- [Given task]: Skip all pictures. Set down only the lines starting at the line containing "Extract the structured" and running to the end of the listing.

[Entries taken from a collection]
— Start —
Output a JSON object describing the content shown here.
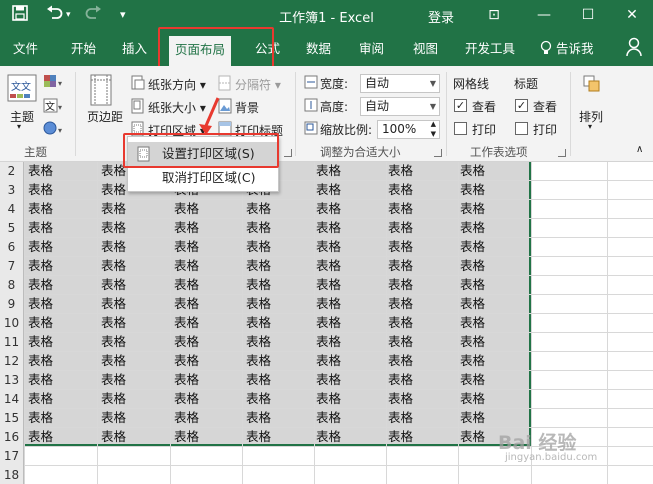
{
  "window": {
    "title": "工作簿1 - Excel",
    "login": "登录",
    "controls": {
      "ribbon_options": "⊡",
      "minimize": "—",
      "maximize": "☐",
      "close": "✕"
    }
  },
  "quick_access": {
    "save_icon": "save-icon",
    "undo_icon": "undo-icon",
    "redo_icon": "redo-icon",
    "customize": "▾"
  },
  "tabs": [
    {
      "label": "文件"
    },
    {
      "label": "开始"
    },
    {
      "label": "插入"
    },
    {
      "label": "页面布局",
      "active": true
    },
    {
      "label": "公式"
    },
    {
      "label": "数据"
    },
    {
      "label": "审阅"
    },
    {
      "label": "视图"
    },
    {
      "label": "开发工具"
    },
    {
      "label": "告诉我"
    }
  ],
  "ribbon": {
    "themes": {
      "button": "主题",
      "group": "主题"
    },
    "page_setup": {
      "margins": "页边距",
      "orientation": "纸张方向",
      "size": "纸张大小",
      "print_area": "打印区域",
      "breaks": "分隔符",
      "background": "背景",
      "print_titles": "打印标题"
    },
    "scale": {
      "width_label": "宽度:",
      "width_value": "自动",
      "height_label": "高度:",
      "height_value": "自动",
      "scale_label": "缩放比例:",
      "scale_value": "100%",
      "group": "调整为合适大小"
    },
    "sheet_options": {
      "gridlines": "网格线",
      "headings": "标题",
      "view": "查看",
      "print": "打印",
      "group": "工作表选项"
    },
    "arrange": {
      "label": "排列"
    }
  },
  "dropdown": {
    "items": [
      "设置打印区域(S)",
      "取消打印区域(C)"
    ]
  },
  "sheet": {
    "row_numbers": [
      "2",
      "3",
      "4",
      "5",
      "6",
      "7",
      "8",
      "9",
      "10",
      "11",
      "12",
      "13",
      "14",
      "15",
      "16",
      "17",
      "18"
    ],
    "cell_text": "表格"
  },
  "watermark": {
    "brand": "Bai 经验",
    "url": "jingyan.baidu.com"
  },
  "colors": {
    "excel_green": "#217346",
    "highlight_red": "#e8392f",
    "selection_gray": "#d6d6d6"
  }
}
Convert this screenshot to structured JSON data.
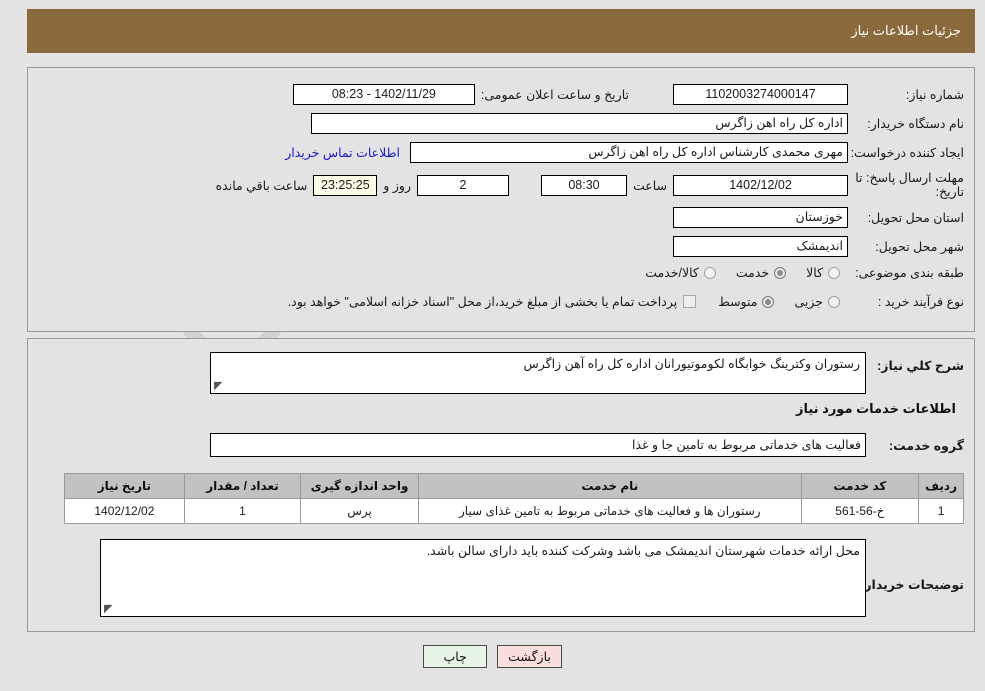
{
  "header": {
    "title": "جزئیات اطلاعات نیاز",
    "bar_color": "#8a6a3c"
  },
  "info": {
    "need_number_label": "شماره نیاز:",
    "need_number_value": "1102003274000147",
    "announce_label": "تاریخ و ساعت اعلان عمومی:",
    "announce_value": "1402/11/29 - 08:23",
    "buyer_org_label": "نام دستگاه خریدار:",
    "buyer_org_value": "اداره کل راه اهن زاگرس",
    "creator_label": "ایجاد کننده درخواست:",
    "creator_value": "مهری محمدی کارشناس اداره کل راه اهن زاگرس",
    "contact_link": "اطلاعات تماس خریدار",
    "deadline_label": "مهلت ارسال پاسخ: تا تاریخ:",
    "deadline_date": "1402/12/02",
    "hour_label": "ساعت",
    "deadline_time": "08:30",
    "days_remaining": "2",
    "days_suffix": "روز و",
    "countdown": "23:25:25",
    "countdown_suffix": "ساعت باقي مانده",
    "province_label": "استان محل تحویل:",
    "province_value": "خوزستان",
    "city_label": "شهر محل تحویل:",
    "city_value": "اندیمشک",
    "category_label": "طبقه بندی موضوعی:",
    "category_options": [
      {
        "label": "کالا",
        "selected": false
      },
      {
        "label": "خدمت",
        "selected": true
      },
      {
        "label": "کالا/خدمت",
        "selected": false
      }
    ],
    "process_label": "نوع فرآیند خرید :",
    "process_options": [
      {
        "label": "جزیی",
        "selected": false
      },
      {
        "label": "متوسط",
        "selected": true
      }
    ],
    "treasury_checkbox_checked": false,
    "payment_note": "پرداخت تمام یا بخشی از مبلغ خرید،از محل \"اسناد خزانه اسلامی\" خواهد بود."
  },
  "description": {
    "label": "شرح کلي نیاز:",
    "value": "رستوران وکترینگ خوابگاه لکوموتیورانان اداره کل راه آهن زاگرس"
  },
  "services": {
    "section_title": "اطلاعات خدمات مورد نیاز",
    "group_label": "گروه خدمت:",
    "group_value": "فعالیت های خدماتی مربوط به تامین جا و غذا",
    "table": {
      "columns": [
        "ردیف",
        "کد خدمت",
        "نام خدمت",
        "واحد اندازه گیری",
        "تعداد / مقدار",
        "تاریخ نیاز"
      ],
      "rows": [
        [
          "1",
          "خ-56-561",
          "رستوران ها و فعالیت های خدماتی مربوط به تامین غذای سیار",
          "پرس",
          "1",
          "1402/12/02"
        ]
      ]
    }
  },
  "buyer_notes": {
    "label": "توضیحات خریدار:",
    "value": "محل ارائه خدمات شهرستان اندیمشک می باشد وشرکت کننده باید دارای سالن باشد."
  },
  "footer": {
    "print_label": "چاپ",
    "back_label": "بازگشت"
  },
  "watermark": {
    "text": "AriaTender.net"
  }
}
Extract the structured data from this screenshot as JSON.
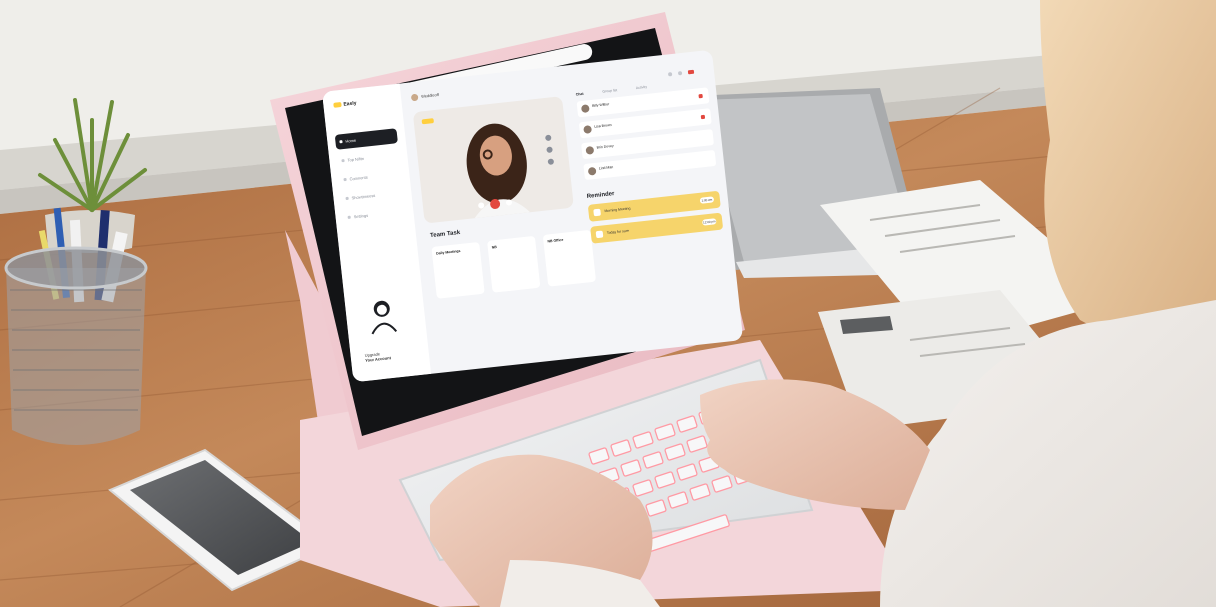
{
  "tablet_app": {
    "brand": "Easly",
    "user_name": "Weddleoff",
    "nav": [
      "Home",
      "Top Nifitn",
      "Comnents",
      "Showtimeess",
      "Settings"
    ],
    "promo": [
      "Upgrade",
      "Your Account"
    ],
    "team_task_title": "Team Task",
    "task_cards": [
      "Daily Meetings",
      "NB",
      "NB Office"
    ],
    "panel_tabs": [
      "Chat",
      "Group list",
      "Activity"
    ],
    "contacts": [
      "Billy Wilbur",
      "Lisa Brown",
      "Brin Dovey",
      "Lind Man"
    ],
    "reminder_title": "Reminder",
    "reminders": [
      {
        "label": "Morning Meeting",
        "time": "1:00 am"
      },
      {
        "label": "Today for sure",
        "time": "12:00 pm"
      }
    ]
  },
  "colors": {
    "case_pink": "#f1c9cf",
    "desk_wood": "#b8794b",
    "window_sill": "#e9e8e4",
    "keyboard": "#ebeced",
    "key_backlight": "#ff8a96",
    "accent_yellow": "#f6d46b"
  }
}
— End —
- [Exercise response]:
Extract the structured data from this screenshot as JSON.
{
  "tablet_app": {
    "brand": "Easly",
    "user_name": "Weddleoff",
    "nav": [
      "Home",
      "Top Nifitn",
      "Comnents",
      "Showtimeess",
      "Settings"
    ],
    "promo": [
      "Upgrade",
      "Your Account"
    ],
    "team_task_title": "Team Task",
    "task_cards": [
      "Daily Meetings",
      "NB",
      "NB Office"
    ],
    "panel_tabs": [
      "Chat",
      "Group list",
      "Activity"
    ],
    "contacts": [
      "Billy Wilbur",
      "Lisa Brown",
      "Brin Dovey",
      "Lind Man"
    ],
    "reminder_title": "Reminder",
    "reminders": [
      {
        "label": "Morning Meeting",
        "time": "1:00 am"
      },
      {
        "label": "Today for sure",
        "time": "12:00 pm"
      }
    ]
  },
  "colors": {
    "case_pink": "#f1c9cf",
    "desk_wood": "#b8794b",
    "window_sill": "#e9e8e4",
    "keyboard": "#ebeced",
    "key_backlight": "#ff8a96",
    "accent_yellow": "#f6d46b"
  }
}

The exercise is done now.